Records for the exercise below:
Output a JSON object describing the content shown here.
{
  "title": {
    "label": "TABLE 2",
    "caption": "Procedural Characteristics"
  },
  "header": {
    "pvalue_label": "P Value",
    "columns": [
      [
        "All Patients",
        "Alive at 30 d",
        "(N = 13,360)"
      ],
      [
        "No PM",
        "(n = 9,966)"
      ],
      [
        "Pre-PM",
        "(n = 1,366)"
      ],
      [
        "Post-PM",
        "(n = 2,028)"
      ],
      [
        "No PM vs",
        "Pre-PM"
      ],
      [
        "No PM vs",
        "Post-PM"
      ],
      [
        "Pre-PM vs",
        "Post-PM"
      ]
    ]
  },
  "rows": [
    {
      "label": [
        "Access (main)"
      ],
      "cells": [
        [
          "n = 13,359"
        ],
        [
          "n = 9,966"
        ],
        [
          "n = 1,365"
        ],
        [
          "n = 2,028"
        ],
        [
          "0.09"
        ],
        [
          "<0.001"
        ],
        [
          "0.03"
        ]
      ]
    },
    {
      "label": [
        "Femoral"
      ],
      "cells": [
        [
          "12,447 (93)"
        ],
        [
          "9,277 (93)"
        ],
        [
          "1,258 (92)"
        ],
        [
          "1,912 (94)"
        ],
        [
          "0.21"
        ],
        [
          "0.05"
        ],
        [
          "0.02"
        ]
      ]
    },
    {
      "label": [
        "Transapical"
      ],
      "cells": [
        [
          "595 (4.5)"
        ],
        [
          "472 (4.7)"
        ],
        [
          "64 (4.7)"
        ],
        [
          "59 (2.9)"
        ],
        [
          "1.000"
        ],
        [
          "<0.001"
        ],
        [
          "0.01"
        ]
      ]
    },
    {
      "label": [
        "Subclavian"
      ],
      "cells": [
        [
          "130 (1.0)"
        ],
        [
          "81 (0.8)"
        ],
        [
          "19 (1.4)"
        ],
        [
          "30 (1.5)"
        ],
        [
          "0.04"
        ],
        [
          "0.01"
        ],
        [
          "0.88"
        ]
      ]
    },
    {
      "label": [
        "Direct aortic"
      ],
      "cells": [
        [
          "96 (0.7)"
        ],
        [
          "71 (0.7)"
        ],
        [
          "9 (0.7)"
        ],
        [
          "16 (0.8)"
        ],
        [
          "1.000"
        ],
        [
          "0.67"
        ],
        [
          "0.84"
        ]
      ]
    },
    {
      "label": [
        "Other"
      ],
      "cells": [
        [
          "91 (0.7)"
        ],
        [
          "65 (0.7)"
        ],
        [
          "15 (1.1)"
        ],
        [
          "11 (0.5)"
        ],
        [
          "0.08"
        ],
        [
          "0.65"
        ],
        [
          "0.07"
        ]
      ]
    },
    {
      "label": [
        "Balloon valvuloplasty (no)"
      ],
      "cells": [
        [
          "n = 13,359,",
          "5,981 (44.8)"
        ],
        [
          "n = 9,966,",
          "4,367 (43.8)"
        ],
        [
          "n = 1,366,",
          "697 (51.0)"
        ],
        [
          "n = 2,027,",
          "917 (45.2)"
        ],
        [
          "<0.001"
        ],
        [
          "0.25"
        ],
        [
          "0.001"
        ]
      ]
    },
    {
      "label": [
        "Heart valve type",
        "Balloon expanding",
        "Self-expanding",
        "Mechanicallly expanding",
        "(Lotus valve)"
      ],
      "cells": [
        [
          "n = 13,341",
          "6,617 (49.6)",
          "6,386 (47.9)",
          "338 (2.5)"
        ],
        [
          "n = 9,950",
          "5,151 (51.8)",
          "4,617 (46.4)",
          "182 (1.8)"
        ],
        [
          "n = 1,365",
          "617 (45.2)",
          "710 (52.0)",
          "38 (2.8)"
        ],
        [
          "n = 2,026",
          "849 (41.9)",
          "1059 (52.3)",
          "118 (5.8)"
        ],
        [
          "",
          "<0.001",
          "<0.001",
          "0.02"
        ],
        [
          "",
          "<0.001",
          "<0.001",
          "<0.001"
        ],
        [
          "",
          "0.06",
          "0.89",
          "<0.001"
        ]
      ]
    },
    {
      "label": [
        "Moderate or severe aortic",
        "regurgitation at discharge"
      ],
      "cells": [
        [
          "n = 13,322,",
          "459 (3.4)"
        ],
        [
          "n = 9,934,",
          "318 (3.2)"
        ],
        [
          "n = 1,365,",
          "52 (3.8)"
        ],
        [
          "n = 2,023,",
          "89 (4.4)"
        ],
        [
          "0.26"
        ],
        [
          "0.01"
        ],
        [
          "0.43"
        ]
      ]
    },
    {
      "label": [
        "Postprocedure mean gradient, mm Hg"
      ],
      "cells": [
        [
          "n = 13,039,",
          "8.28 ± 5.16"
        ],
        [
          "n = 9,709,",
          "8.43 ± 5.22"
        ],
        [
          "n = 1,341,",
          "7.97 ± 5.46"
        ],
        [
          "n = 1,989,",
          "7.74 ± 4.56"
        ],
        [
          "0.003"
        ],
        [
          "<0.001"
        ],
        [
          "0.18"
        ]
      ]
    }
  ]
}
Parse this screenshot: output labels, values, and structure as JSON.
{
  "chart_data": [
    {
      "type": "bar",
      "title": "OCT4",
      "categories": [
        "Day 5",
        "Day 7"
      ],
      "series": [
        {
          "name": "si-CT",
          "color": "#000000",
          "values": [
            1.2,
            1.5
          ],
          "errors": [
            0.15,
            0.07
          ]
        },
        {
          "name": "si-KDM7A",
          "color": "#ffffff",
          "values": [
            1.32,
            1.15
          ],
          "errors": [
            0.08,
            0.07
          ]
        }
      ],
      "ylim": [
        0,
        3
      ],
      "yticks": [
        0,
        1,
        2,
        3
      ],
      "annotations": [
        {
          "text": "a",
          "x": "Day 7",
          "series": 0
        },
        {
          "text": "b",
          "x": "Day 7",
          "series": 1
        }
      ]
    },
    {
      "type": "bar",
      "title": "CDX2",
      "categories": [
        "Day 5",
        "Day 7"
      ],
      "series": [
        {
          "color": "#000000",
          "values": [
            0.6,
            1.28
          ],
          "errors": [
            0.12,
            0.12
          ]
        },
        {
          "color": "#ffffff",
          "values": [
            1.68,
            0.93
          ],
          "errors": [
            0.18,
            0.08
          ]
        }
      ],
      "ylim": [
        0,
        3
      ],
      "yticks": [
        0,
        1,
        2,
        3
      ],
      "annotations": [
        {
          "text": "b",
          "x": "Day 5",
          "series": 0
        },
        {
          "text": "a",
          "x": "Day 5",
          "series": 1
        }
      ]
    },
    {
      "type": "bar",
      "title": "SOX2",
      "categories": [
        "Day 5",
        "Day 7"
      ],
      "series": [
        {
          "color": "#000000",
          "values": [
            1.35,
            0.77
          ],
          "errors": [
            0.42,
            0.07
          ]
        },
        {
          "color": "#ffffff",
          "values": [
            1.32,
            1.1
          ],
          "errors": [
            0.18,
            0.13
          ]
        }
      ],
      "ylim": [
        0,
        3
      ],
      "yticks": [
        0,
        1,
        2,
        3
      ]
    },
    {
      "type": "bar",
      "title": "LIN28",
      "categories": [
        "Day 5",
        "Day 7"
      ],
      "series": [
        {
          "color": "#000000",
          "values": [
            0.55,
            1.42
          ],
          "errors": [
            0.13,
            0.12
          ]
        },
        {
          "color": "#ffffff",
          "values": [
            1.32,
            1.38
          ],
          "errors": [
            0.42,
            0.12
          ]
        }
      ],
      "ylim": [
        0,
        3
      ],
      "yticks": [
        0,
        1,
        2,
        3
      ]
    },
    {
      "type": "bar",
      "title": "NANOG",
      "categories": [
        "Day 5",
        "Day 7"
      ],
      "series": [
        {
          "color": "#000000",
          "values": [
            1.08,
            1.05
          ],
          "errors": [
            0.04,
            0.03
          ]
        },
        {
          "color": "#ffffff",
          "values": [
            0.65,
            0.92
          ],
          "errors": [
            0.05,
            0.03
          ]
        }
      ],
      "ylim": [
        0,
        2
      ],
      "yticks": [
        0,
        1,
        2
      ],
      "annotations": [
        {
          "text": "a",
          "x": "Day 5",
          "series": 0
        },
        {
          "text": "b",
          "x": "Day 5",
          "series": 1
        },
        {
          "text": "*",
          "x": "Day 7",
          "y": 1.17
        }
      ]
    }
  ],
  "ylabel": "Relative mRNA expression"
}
End of Records for the exercise.
Records for the exercise below:
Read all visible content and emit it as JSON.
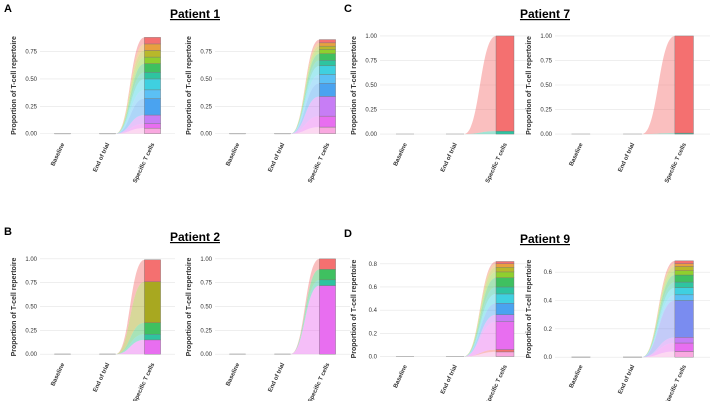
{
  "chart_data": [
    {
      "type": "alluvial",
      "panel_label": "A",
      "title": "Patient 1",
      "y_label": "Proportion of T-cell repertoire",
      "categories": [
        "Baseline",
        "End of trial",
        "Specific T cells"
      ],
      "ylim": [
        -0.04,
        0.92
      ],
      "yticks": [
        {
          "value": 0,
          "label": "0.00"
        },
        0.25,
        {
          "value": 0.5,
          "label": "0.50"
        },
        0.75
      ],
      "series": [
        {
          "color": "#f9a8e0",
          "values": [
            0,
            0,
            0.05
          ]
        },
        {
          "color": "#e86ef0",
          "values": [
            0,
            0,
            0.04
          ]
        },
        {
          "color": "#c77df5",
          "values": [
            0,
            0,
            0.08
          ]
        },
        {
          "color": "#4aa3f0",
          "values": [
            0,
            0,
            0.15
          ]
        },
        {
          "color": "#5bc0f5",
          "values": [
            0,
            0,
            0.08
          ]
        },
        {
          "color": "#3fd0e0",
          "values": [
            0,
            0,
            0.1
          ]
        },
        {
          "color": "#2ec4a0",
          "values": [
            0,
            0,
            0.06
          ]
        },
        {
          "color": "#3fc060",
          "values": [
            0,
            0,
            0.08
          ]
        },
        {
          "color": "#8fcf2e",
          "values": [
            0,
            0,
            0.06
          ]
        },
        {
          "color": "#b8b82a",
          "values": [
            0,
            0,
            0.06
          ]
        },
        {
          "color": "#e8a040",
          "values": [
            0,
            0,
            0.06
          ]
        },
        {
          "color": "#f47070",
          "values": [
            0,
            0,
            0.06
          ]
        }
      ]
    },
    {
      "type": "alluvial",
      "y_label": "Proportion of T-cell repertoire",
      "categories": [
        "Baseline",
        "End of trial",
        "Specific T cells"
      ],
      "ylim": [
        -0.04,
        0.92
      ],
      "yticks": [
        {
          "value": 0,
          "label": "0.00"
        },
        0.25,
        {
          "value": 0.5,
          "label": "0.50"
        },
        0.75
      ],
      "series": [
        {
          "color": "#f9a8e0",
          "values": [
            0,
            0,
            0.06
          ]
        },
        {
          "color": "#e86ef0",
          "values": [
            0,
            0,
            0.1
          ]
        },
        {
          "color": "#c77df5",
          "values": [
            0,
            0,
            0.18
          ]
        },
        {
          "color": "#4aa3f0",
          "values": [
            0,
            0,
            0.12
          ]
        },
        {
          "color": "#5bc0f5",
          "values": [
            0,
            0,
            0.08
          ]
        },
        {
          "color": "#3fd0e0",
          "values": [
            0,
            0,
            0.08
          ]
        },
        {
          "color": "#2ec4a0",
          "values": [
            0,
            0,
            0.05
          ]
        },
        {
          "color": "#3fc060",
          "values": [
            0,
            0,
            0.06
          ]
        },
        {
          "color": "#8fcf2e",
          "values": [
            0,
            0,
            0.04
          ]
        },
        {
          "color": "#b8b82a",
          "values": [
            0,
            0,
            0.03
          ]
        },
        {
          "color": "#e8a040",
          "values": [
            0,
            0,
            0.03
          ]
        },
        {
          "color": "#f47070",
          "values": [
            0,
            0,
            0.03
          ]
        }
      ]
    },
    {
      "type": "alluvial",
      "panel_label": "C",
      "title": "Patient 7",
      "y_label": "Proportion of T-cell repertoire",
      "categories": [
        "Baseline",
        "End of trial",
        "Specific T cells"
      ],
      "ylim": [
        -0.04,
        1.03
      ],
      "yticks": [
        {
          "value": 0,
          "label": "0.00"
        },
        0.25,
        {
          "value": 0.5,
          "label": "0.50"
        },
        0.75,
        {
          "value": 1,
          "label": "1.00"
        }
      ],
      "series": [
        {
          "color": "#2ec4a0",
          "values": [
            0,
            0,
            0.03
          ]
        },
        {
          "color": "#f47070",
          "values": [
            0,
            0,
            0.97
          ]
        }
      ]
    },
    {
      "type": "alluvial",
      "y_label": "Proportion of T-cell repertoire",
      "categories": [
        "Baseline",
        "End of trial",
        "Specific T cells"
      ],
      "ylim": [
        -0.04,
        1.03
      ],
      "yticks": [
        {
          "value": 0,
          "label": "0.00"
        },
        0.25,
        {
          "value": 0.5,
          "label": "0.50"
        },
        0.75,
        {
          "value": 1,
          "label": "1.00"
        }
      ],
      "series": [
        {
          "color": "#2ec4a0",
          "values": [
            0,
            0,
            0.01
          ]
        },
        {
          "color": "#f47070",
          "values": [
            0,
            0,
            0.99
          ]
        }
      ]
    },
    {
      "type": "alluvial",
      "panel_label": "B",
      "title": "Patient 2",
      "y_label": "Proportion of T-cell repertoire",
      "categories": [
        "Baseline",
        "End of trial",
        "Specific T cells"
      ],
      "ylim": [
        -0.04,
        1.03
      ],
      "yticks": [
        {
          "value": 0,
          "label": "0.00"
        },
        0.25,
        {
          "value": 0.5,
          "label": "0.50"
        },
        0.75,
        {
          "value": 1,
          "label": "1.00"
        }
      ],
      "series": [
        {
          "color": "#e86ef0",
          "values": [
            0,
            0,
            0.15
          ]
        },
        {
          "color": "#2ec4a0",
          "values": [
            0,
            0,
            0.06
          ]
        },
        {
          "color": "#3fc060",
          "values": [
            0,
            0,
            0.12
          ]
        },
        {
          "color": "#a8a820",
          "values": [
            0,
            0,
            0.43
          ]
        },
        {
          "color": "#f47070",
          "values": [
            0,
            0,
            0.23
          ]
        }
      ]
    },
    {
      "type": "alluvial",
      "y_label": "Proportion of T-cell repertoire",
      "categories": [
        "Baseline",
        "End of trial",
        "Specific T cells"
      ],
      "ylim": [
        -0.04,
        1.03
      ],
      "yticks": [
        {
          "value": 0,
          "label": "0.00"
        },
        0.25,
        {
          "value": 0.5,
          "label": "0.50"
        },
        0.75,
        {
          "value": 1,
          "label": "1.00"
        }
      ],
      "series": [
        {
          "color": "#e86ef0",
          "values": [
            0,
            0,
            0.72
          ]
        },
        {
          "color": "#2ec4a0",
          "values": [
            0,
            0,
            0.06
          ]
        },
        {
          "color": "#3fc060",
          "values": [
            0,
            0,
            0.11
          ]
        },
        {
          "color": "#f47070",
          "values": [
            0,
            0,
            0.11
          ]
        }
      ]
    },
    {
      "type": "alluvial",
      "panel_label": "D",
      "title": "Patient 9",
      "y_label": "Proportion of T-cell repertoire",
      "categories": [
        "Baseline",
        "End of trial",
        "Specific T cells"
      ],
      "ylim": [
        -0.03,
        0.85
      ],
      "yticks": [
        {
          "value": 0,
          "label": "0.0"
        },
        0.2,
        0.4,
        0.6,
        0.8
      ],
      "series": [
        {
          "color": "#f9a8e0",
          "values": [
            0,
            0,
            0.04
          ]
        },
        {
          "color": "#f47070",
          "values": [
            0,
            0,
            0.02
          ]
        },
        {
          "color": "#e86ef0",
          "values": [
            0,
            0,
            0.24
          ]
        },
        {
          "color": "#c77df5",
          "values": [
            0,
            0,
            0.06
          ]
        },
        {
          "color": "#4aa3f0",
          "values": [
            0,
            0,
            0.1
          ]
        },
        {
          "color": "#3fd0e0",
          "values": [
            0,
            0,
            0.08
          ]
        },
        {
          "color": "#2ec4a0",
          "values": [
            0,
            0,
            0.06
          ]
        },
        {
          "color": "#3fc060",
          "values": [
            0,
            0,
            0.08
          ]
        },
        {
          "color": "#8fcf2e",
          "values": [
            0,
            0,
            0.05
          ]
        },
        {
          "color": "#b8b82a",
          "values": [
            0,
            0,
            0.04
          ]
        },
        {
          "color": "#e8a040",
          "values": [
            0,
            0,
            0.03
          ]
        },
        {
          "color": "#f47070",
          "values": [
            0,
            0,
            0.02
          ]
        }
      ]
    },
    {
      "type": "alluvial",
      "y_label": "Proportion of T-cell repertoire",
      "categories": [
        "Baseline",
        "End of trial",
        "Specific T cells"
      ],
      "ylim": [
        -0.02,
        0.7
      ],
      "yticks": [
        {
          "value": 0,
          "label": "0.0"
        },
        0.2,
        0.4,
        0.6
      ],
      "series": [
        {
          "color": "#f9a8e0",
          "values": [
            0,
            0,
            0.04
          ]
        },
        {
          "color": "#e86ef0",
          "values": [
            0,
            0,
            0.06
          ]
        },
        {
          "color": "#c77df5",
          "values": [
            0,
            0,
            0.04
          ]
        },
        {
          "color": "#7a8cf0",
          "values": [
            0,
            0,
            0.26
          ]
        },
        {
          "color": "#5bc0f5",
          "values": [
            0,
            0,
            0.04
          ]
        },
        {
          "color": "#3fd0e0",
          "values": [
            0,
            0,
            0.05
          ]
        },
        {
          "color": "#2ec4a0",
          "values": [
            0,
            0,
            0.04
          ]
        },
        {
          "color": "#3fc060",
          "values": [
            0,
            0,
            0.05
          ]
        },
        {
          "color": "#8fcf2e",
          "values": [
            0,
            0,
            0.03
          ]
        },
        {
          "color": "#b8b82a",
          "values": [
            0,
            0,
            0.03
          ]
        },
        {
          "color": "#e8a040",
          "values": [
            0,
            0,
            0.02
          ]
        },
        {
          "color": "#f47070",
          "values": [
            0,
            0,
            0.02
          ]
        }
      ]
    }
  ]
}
End of Records for the exercise.
- Assignment -
Copy each line of the records above that carries the word "title".

- Answer box -
  "title": {
      "title": "OCT4",
      "title": "CDX2",
      "title": "SOX2",
      "title": "LIN28",
      "title": "NANOG",
      "title": "Patient 1",
      "title": "Patient 7",
      "title": "Patient 2",
      "title": "Patient 9",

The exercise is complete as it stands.